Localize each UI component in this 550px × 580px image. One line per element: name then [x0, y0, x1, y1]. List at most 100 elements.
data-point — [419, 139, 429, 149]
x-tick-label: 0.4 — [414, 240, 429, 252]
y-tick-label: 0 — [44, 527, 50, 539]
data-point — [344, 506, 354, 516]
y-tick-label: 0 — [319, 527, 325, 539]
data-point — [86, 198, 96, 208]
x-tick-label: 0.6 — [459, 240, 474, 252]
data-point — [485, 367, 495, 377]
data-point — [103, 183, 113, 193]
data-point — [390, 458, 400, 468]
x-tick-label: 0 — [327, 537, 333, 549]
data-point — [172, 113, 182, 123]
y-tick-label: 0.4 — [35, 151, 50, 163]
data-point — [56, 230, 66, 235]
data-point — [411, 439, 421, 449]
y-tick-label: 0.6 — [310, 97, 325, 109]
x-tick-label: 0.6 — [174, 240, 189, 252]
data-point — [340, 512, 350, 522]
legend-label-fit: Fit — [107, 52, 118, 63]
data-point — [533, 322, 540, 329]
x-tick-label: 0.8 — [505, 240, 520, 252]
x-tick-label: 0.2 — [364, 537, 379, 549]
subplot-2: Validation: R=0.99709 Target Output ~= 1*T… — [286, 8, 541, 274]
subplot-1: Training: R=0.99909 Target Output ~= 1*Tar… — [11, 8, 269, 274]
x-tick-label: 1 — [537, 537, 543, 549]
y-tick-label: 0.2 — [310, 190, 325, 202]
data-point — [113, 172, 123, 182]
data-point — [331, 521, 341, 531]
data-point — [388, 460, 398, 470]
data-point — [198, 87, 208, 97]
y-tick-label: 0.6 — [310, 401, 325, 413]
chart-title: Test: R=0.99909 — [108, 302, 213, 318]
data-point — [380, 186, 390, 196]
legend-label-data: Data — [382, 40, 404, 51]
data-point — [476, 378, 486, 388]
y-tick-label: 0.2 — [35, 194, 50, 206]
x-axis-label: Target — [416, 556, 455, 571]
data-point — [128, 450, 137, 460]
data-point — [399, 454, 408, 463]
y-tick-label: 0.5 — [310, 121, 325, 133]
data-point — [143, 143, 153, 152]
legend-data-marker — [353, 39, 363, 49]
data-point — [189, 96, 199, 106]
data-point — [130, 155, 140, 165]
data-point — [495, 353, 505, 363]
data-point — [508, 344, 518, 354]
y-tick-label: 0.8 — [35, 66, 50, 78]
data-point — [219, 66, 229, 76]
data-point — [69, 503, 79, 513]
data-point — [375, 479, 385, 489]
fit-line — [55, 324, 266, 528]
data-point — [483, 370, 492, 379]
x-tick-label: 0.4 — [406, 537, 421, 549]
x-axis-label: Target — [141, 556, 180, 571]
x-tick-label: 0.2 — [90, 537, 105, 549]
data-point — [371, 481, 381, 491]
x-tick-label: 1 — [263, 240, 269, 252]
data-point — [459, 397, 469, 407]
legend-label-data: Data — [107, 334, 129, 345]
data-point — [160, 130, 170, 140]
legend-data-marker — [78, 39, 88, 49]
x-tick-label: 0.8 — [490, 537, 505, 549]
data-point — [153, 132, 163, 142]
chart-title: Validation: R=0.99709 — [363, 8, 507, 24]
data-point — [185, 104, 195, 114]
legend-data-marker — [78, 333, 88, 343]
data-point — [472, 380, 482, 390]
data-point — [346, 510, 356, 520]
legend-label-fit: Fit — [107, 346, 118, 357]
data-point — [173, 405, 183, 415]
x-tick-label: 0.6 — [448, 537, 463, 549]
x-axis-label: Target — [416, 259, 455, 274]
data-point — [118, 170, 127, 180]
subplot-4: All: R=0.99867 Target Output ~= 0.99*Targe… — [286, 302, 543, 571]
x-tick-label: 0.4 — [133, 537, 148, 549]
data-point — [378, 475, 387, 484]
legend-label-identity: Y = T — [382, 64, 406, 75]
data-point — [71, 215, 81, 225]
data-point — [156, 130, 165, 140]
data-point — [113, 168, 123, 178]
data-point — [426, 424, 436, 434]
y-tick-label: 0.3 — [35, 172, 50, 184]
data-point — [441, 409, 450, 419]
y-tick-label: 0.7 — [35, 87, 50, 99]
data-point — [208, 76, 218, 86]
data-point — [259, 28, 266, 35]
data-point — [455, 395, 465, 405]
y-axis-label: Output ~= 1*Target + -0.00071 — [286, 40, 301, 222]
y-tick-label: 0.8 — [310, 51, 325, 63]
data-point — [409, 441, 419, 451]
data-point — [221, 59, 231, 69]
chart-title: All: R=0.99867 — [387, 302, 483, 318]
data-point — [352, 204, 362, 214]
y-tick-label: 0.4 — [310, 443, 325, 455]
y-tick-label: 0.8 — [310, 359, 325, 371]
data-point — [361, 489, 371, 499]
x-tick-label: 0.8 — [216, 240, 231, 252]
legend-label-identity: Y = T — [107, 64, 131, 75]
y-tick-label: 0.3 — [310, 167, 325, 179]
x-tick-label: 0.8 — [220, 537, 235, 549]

...

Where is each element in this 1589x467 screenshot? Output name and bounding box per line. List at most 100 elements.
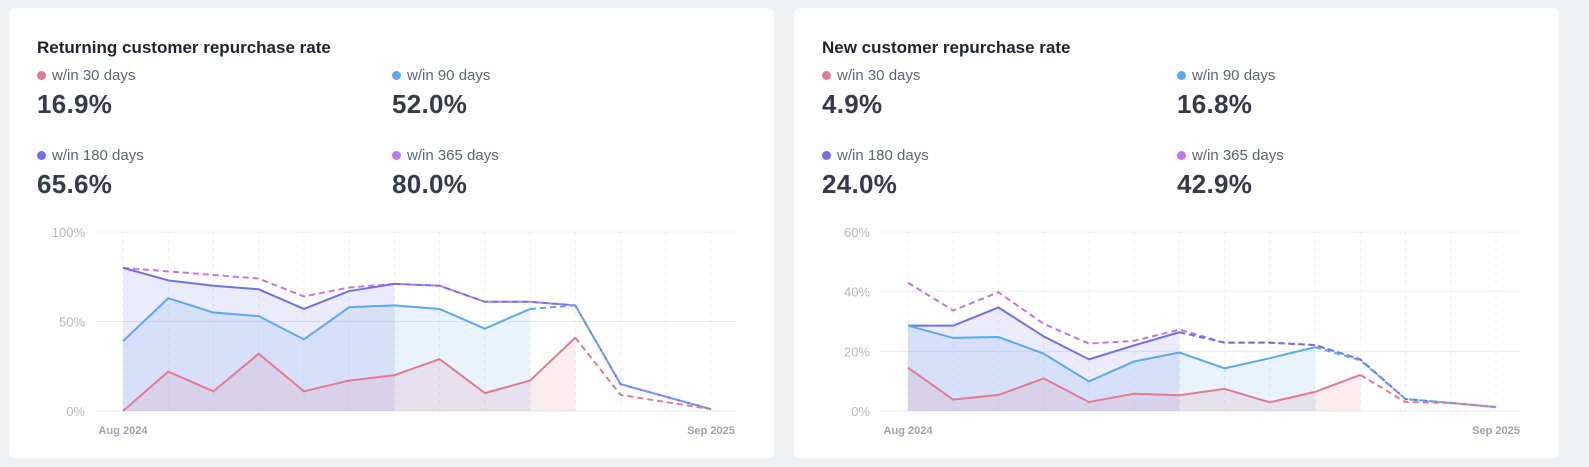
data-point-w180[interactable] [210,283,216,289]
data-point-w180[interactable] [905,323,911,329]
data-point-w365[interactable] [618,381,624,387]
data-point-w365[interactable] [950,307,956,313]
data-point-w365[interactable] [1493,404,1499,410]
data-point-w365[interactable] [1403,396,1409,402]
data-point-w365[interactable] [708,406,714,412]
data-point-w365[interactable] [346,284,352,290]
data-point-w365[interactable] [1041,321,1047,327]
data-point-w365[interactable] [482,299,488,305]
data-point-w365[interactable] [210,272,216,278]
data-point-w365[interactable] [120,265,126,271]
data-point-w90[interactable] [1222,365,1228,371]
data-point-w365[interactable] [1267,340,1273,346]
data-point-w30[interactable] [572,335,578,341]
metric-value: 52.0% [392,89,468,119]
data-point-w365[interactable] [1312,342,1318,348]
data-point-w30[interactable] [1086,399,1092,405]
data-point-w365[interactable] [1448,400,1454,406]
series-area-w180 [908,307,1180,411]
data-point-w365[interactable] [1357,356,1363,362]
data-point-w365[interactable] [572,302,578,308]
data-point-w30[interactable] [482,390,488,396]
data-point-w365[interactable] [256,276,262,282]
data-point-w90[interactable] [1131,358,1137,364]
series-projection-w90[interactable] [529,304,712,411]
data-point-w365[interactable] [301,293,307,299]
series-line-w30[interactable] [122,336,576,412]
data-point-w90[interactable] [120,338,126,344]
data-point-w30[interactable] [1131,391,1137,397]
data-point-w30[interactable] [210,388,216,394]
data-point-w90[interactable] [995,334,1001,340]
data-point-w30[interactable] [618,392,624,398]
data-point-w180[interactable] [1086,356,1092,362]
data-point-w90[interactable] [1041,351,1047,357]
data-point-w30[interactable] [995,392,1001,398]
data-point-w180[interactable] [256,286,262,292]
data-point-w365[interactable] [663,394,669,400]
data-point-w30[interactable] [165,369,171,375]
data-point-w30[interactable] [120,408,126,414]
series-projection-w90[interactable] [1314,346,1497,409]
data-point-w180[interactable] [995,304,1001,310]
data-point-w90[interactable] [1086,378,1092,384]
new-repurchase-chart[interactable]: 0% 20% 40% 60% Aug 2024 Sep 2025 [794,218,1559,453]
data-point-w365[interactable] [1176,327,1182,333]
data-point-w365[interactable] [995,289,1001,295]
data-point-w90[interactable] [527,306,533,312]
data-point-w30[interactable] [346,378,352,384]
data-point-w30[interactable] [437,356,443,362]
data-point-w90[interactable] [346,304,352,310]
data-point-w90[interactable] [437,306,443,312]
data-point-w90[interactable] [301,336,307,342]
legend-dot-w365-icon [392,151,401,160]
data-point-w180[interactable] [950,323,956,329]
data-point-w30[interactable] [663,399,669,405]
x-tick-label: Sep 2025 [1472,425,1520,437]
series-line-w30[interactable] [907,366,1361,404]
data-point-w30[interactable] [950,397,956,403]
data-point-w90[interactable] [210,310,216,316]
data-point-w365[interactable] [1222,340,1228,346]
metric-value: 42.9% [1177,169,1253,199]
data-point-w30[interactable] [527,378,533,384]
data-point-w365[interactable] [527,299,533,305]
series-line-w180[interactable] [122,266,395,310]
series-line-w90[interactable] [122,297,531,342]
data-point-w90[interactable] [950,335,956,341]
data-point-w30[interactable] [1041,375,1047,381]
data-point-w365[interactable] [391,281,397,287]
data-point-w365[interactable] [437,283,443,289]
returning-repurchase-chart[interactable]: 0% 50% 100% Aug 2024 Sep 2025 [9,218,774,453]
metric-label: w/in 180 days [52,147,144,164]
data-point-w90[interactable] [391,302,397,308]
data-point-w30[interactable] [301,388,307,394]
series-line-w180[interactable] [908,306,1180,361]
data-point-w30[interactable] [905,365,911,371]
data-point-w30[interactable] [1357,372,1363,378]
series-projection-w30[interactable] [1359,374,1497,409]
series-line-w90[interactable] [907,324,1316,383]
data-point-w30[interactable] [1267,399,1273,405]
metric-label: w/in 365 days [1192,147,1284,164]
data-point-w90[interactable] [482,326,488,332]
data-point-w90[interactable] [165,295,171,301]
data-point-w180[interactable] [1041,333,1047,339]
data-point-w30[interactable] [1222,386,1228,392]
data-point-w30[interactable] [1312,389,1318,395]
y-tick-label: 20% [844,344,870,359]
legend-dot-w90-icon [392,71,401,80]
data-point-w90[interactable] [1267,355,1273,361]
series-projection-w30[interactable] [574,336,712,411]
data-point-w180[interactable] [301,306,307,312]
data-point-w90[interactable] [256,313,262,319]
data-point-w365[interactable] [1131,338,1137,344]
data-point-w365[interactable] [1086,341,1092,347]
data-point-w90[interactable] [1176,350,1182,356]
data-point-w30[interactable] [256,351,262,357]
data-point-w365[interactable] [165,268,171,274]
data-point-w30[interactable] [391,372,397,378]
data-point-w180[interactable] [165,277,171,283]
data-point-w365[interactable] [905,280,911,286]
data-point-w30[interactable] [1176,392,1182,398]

> **AIM OF THE EXERCISE**
Rewrite the part of the records that opens with the line containing "Localize each UI" and closes with the line containing "data-point — [388, 460, 398, 470]". Put "x-axis-label" wherever "x-tick-label" appears, and leave everything else unchanged.

> **RIGHT ANSWER**
Localize each UI component in this 550px × 580px image. One line per element: name then [x0, y0, x1, y1]. List at most 100 elements.
data-point — [419, 139, 429, 149]
x-axis-label: 0.4 — [414, 240, 429, 252]
y-tick-label: 0 — [44, 527, 50, 539]
data-point — [344, 506, 354, 516]
y-tick-label: 0 — [319, 527, 325, 539]
data-point — [86, 198, 96, 208]
x-axis-label: 0.6 — [459, 240, 474, 252]
data-point — [485, 367, 495, 377]
data-point — [103, 183, 113, 193]
data-point — [390, 458, 400, 468]
x-axis-label: 0 — [327, 537, 333, 549]
data-point — [172, 113, 182, 123]
y-tick-label: 0.4 — [35, 151, 50, 163]
data-point — [56, 230, 66, 235]
data-point — [411, 439, 421, 449]
y-tick-label: 0.6 — [310, 97, 325, 109]
x-axis-label: 0.6 — [174, 240, 189, 252]
data-point — [340, 512, 350, 522]
legend-label-fit: Fit — [107, 52, 118, 63]
data-point — [533, 322, 540, 329]
x-axis-label: 0.8 — [505, 240, 520, 252]
x-axis-label: 0.2 — [364, 537, 379, 549]
subplot-2: Validation: R=0.99709 Target Output ~= 1*T… — [286, 8, 541, 274]
subplot-1: Training: R=0.99909 Target Output ~= 1*Tar… — [11, 8, 269, 274]
x-axis-label: 1 — [537, 537, 543, 549]
y-tick-label: 0.2 — [310, 190, 325, 202]
data-point — [113, 172, 123, 182]
data-point — [331, 521, 341, 531]
data-point — [388, 460, 398, 470]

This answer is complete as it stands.